### Given problem
Below is a listing; reproduce each line of it exactly.

Dataset items:
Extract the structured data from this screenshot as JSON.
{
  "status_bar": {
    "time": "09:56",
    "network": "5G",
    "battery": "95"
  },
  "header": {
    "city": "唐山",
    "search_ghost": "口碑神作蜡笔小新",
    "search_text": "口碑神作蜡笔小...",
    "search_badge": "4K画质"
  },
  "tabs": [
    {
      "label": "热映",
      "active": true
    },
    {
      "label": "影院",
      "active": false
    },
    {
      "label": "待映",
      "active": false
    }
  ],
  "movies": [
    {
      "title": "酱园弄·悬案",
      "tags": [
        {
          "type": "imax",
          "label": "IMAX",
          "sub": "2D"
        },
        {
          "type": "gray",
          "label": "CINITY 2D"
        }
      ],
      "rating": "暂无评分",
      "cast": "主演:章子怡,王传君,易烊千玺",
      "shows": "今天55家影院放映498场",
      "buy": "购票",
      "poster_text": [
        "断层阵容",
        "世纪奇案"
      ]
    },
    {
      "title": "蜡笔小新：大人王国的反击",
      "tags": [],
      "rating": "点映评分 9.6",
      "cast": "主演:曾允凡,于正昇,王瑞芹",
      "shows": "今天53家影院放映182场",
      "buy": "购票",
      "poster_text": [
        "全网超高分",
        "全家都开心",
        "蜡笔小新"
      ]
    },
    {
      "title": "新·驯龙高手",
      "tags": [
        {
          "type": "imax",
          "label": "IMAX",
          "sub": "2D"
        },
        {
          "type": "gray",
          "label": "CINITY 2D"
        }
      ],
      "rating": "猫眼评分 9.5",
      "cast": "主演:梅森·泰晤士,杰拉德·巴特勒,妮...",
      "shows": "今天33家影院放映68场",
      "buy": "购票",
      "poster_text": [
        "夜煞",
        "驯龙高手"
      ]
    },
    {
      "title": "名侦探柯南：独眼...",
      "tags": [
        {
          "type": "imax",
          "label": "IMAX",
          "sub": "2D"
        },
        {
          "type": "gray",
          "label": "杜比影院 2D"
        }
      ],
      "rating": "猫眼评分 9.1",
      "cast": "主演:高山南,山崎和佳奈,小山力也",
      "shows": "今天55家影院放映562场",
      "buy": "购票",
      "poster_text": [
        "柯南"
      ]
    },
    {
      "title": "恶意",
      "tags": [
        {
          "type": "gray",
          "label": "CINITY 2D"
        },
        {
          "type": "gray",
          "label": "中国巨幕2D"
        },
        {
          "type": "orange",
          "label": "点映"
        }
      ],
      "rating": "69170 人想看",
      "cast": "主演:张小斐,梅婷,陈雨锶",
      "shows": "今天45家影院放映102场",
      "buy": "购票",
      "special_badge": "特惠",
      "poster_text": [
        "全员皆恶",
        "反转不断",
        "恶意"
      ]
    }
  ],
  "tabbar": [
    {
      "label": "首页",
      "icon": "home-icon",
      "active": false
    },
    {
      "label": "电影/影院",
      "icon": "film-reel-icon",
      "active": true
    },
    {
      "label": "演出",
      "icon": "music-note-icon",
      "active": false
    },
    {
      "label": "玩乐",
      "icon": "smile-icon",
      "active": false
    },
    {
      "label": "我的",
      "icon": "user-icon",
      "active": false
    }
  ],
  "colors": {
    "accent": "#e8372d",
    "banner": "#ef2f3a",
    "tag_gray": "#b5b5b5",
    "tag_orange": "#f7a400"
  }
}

### Response to this task
Extract the structured data from this screenshot as JSON.
{
  "status_bar": {
    "time": "09:56",
    "network": "5G",
    "battery": "95"
  },
  "header": {
    "city": "唐山",
    "search_ghost": "口碑神作蜡笔小新",
    "search_text": "口碑神作蜡笔小...",
    "search_badge": "4K画质"
  },
  "tabs": [
    {
      "label": "热映",
      "active": true
    },
    {
      "label": "影院",
      "active": false
    },
    {
      "label": "待映",
      "active": false
    }
  ],
  "movies": [
    {
      "title": "酱园弄·悬案",
      "tags": [
        {
          "type": "imax",
          "label": "IMAX",
          "sub": "2D"
        },
        {
          "type": "gray",
          "label": "CINITY 2D"
        }
      ],
      "rating": "暂无评分",
      "cast": "主演:章子怡,王传君,易烊千玺",
      "shows": "今天55家影院放映498场",
      "buy": "购票",
      "poster_text": [
        "断层阵容",
        "世纪奇案"
      ]
    },
    {
      "title": "蜡笔小新：大人王国的反击",
      "tags": [],
      "rating": "点映评分 9.6",
      "cast": "主演:曾允凡,于正昇,王瑞芹",
      "shows": "今天53家影院放映182场",
      "buy": "购票",
      "poster_text": [
        "全网超高分",
        "全家都开心",
        "蜡笔小新"
      ]
    },
    {
      "title": "新·驯龙高手",
      "tags": [
        {
          "type": "imax",
          "label": "IMAX",
          "sub": "2D"
        },
        {
          "type": "gray",
          "label": "CINITY 2D"
        }
      ],
      "rating": "猫眼评分 9.5",
      "cast": "主演:梅森·泰晤士,杰拉德·巴特勒,妮...",
      "shows": "今天33家影院放映68场",
      "buy": "购票",
      "poster_text": [
        "夜煞",
        "驯龙高手"
      ]
    },
    {
      "title": "名侦探柯南：独眼...",
      "tags": [
        {
          "type": "imax",
          "label": "IMAX",
          "sub": "2D"
        },
        {
          "type": "gray",
          "label": "杜比影院 2D"
        }
      ],
      "rating": "猫眼评分 9.1",
      "cast": "主演:高山南,山崎和佳奈,小山力也",
      "shows": "今天55家影院放映562场",
      "buy": "购票",
      "poster_text": [
        "柯南"
      ]
    },
    {
      "title": "恶意",
      "tags": [
        {
          "type": "gray",
          "label": "CINITY 2D"
        },
        {
          "type": "gray",
          "label": "中国巨幕2D"
        },
        {
          "type": "orange",
          "label": "点映"
        }
      ],
      "rating": "69170 人想看",
      "cast": "主演:张小斐,梅婷,陈雨锶",
      "shows": "今天45家影院放映102场",
      "buy": "购票",
      "special_badge": "特惠",
      "poster_text": [
        "全员皆恶",
        "反转不断",
        "恶意"
      ]
    }
  ],
  "tabbar": [
    {
      "label": "首页",
      "icon": "home-icon",
      "active": false
    },
    {
      "label": "电影/影院",
      "icon": "film-reel-icon",
      "active": true
    },
    {
      "label": "演出",
      "icon": "music-note-icon",
      "active": false
    },
    {
      "label": "玩乐",
      "icon": "smile-icon",
      "active": false
    },
    {
      "label": "我的",
      "icon": "user-icon",
      "active": false
    }
  ],
  "colors": {
    "accent": "#e8372d",
    "banner": "#ef2f3a",
    "tag_gray": "#b5b5b5",
    "tag_orange": "#f7a400"
  }
}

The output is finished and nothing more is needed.